Every line that contains the word "water" should be copied.

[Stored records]
◇ ◇ ◇
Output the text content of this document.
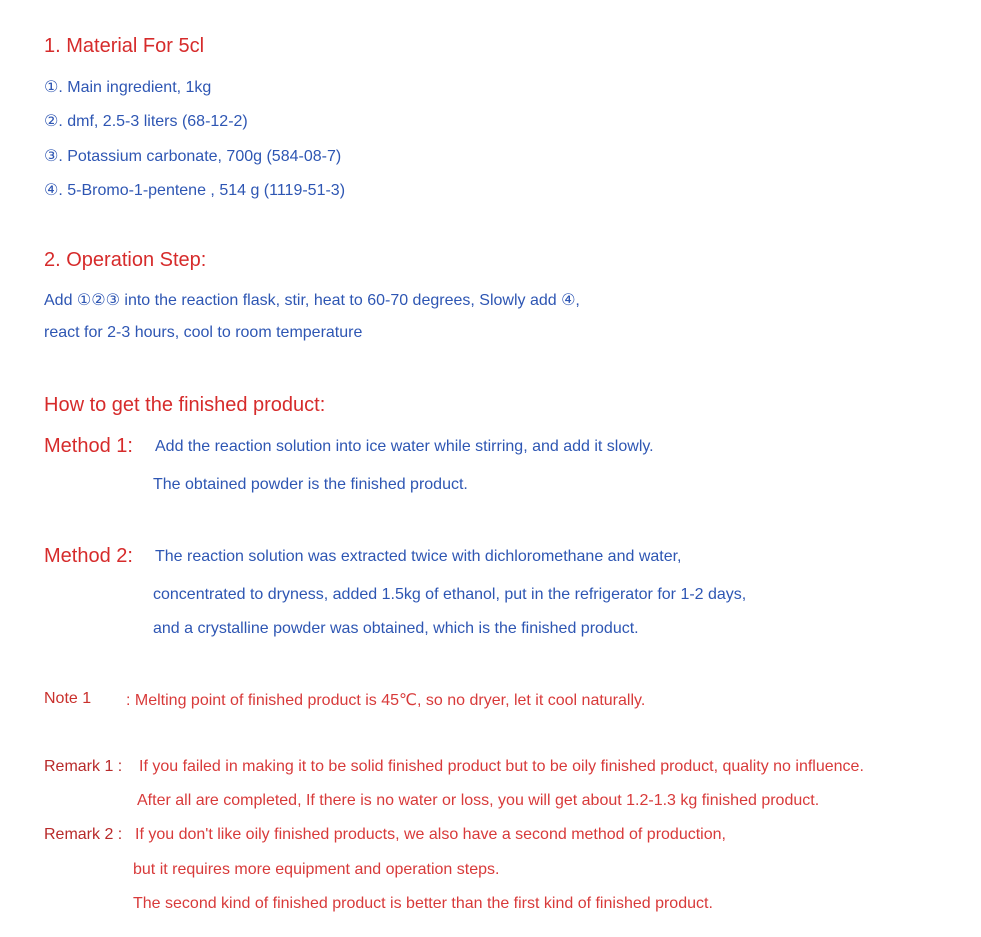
1. Material For 5cl
①. Main ingredient, 1kg
②. dmf, 2.5-3 liters (68-12-2)
③. Potassium carbonate, 700g (584-08-7)
④. 5-Bromo-1-pentene , 514 g (1119-51-3)
2. Operation Step:
Add ①②③ into the reaction flask, stir, heat to 60-70 degrees, Slowly add ④,
react for 2-3 hours, cool to room temperature
How to get the finished product:
Method 1: Add the reaction solution into ice water while stirring, and add it slowly.
The obtained powder is the finished product.
Method 2: The reaction solution was extracted twice with dichloromethane and water,
concentrated to dryness, added 1.5kg of ethanol, put in the refrigerator for 1-2 days,
and a crystalline powder was obtained, which is the finished product.
Note 1 : Melting point of finished product is 45℃, so no dryer, let it cool naturally.
Remark 1 : If you failed in making it to be solid finished product but to be oily finished product, quality no influence.
After all are completed, If there is no water or loss, you will get about 1.2-1.3 kg finished product.
Remark 2 : If you don't like oily finished products, we also have a second method of production,
but it requires more equipment and operation steps.
The second kind of finished product is better than the first kind of finished product.
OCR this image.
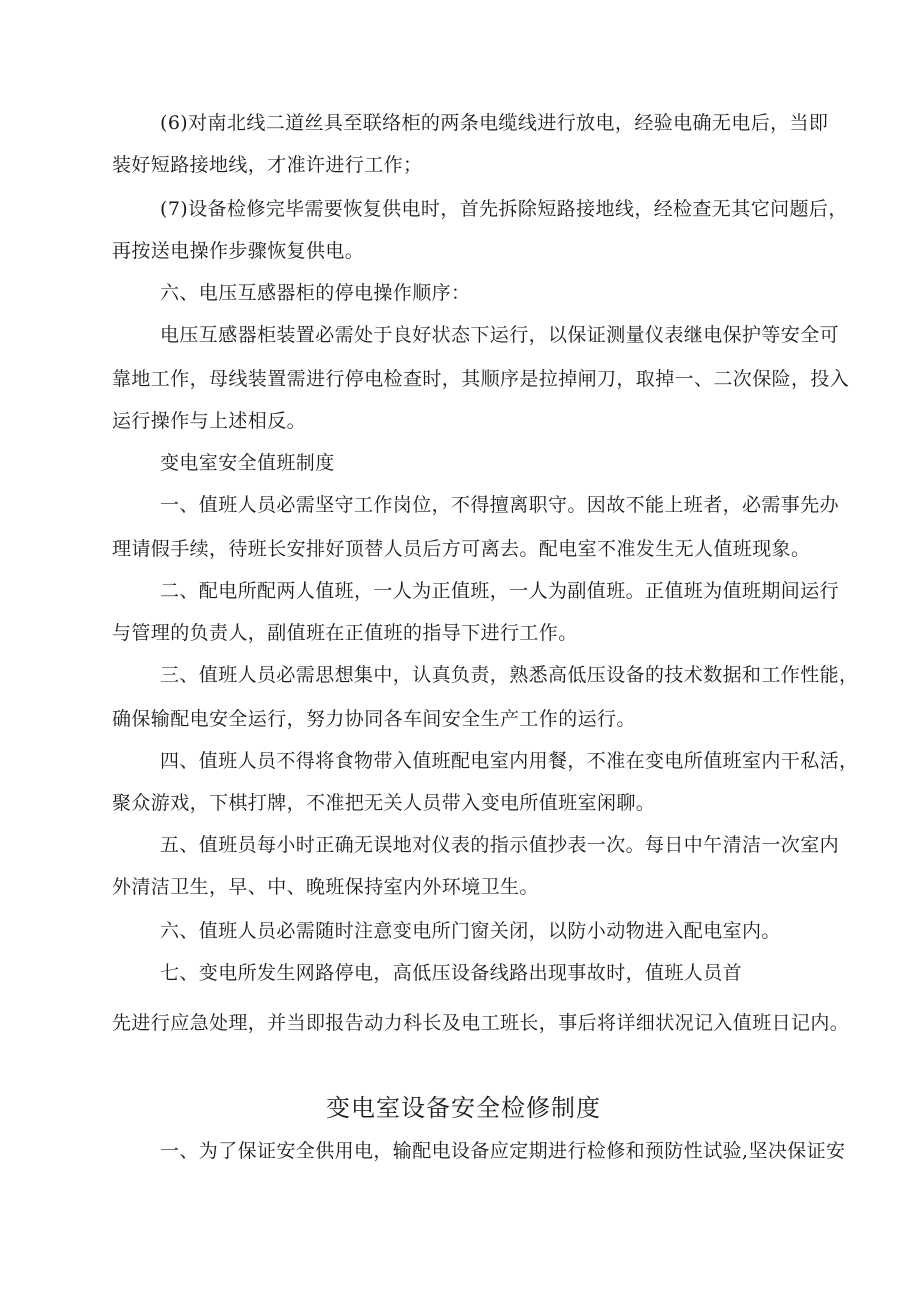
(6)对南北线二道丝具至联络柜的两条电缆线进行放电，经验电确无电后，当即
装好短路接地线，才准许进行工作；
(7)设备检修完毕需要恢复供电时，首先拆除短路接地线，经检查无其它问题后，
再按送电操作步骤恢复供电。
六、电压互感器柜的停电操作顺序：
电压互感器柜装置必需处于良好状态下运行，以保证测量仪表继电保护等安全可
靠地工作，母线装置需进行停电检查时，其顺序是拉掉闸刀，取掉一、二次保险，投入
运行操作与上述相反。
变电室安全值班制度
一、值班人员必需坚守工作岗位，不得擅离职守。因故不能上班者，必需事先办
理请假手续，待班长安排好顶替人员后方可离去。配电室不准发生无人值班现象。
二、配电所配两人值班，一人为正值班，一人为副值班。正值班为值班期间运行
与管理的负责人，副值班在正值班的指导下进行工作。
三、值班人员必需思想集中，认真负责，熟悉高低压设备的技术数据和工作性能，
确保输配电安全运行，努力协同各车间安全生产工作的运行。
四、值班人员不得将食物带入值班配电室内用餐，不准在变电所值班室内干私活，
聚众游戏，下棋打牌，不准把无关人员带入变电所值班室闲聊。
五、值班员每小时正确无误地对仪表的指示值抄表一次。每日中午清洁一次室内
外清洁卫生，早、中、晚班保持室内外环境卫生。
六、值班人员必需随时注意变电所门窗关闭，以防小动物进入配电室内。
七、变电所发生网路停电，高低压设备线路出现事故时，值班人员首
先进行应急处理，并当即报告动力科长及电工班长，事后将详细状况记入值班日记内。
变电室设备安全检修制度
一、为了保证安全供用电，输配电设备应定期进行检修和预防性试验,坚决保证安
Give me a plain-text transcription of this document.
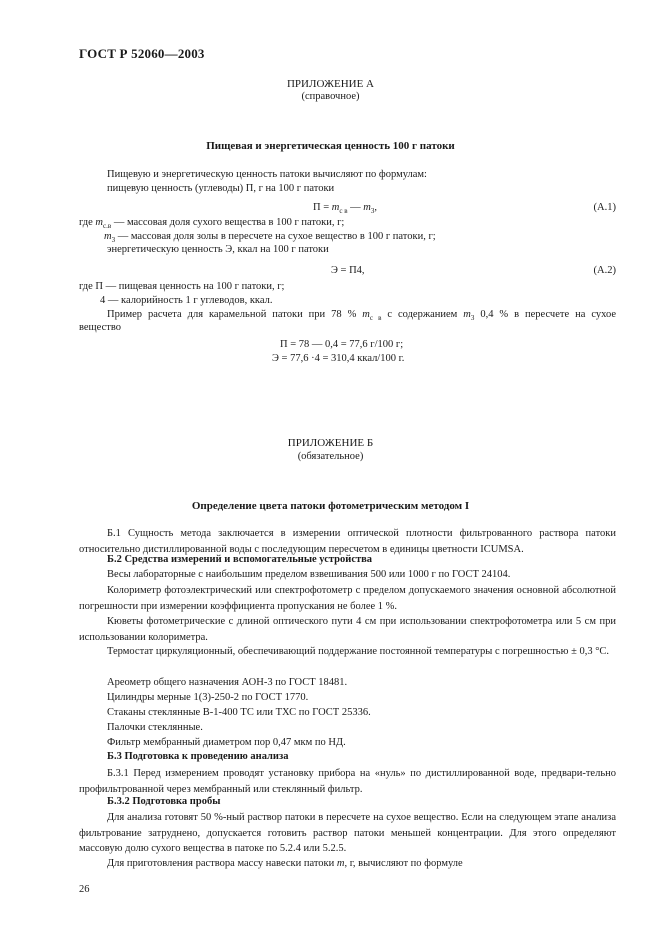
ГОСТ Р 52060—2003
ПРИЛОЖЕНИЕ А
(справочное)
Пищевая и энергетическая ценность 100 г патоки
Пищевую и энергетическую ценность патоки вычисляют по формулам:
пищевую ценность (углеводы) П, г на 100 г патоки
$П = m_{с в}$ — $m_3$,	(А.1)
где $m_{с.в}$ — массовая доля сухого вещества в 100 г патоки, г;
$m_3$ — массовая доля золы в пересчете на сухое вещество в 100 г патоки, г;
энергетическую ценность Э, ккал на 100 г патоки
Э = П4,	(А.2)
где П — пищевая ценность на 100 г патоки, г;
4 — калорийность 1 г углеводов, ккал.
Пример расчета для карамельной патоки при 78 % $m_{с в}$ с содержанием $m_3$ 0,4 % в пересчете на сухое
вещество
П = 78 — 0,4 = 77,6 г/100 г;
Э = 77,6 ·4 = 310,4 ккал/100 г.
ПРИЛОЖЕНИЕ Б
(обязательное)
Определение цвета патоки фотометрическим методом I
Б.1 Сущность метода заключается в измерении оптической плотности фильтрованного раствора патоки относительно дистиллированной воды с последующим пересчетом в единицы цветности ICUMSA.
Б.2 Средства измерений и вспомогательные устройства
Весы лабораторные с наибольшим пределом взвешивания 500 или 1000 г по ГОСТ 24104.
Колориметр фотоэлектрический или спектрофотометр с пределом допускаемого значения основной абсолютной погрешности при измерении коэффициента пропускания не более 1 %.
Кюветы фотометрические с длиной оптического пути 4 см при использовании спектрофотометра или 5 см при использовании колориметра.
Термостат циркуляционный, обеспечивающий поддержание постоянной температуры с погрешностью ± 0,3 °С.
Ареометр общего назначения АОН-3 по ГОСТ 18481.
Цилиндры мерные 1(3)-250-2 по ГОСТ 1770.
Стаканы стеклянные В-1-400 ТС или ТХС по ГОСТ 25336.
Палочки стеклянные.
Фильтр мембранный диаметром пор 0,47 мкм по НД.
Б.3 Подготовка к проведению анализа
Б.3.1 Перед измерением проводят установку прибора на «нуль» по дистиллированной воде, предвари-тельно профильтрованной через мембранный или стеклянный фильтр.
Б.3.2 Подготовка пробы
Для анализа готовят 50 %-ный раствор патоки в пересчете на сухое вещество. Если на следующем этапе анализа фильтрование затруднено, допускается готовить раствор патоки меньшей концентрации. Для этого определяют массовую долю сухого вещества в патоке по 5.2.4 или 5.2.5.
Для приготовления раствора массу навески патоки m, г, вычисляют по формуле
26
◇ ◇ ◇
-- Exercise output --
Method 1: Add the reaction solution into ice water while stirring, and add it slowly.
Method 2: The reaction solution was extracted twice with dichloromethane and water,
After all are completed, If there is no water or loss, you will get about 1.2-1.3 kg finished product.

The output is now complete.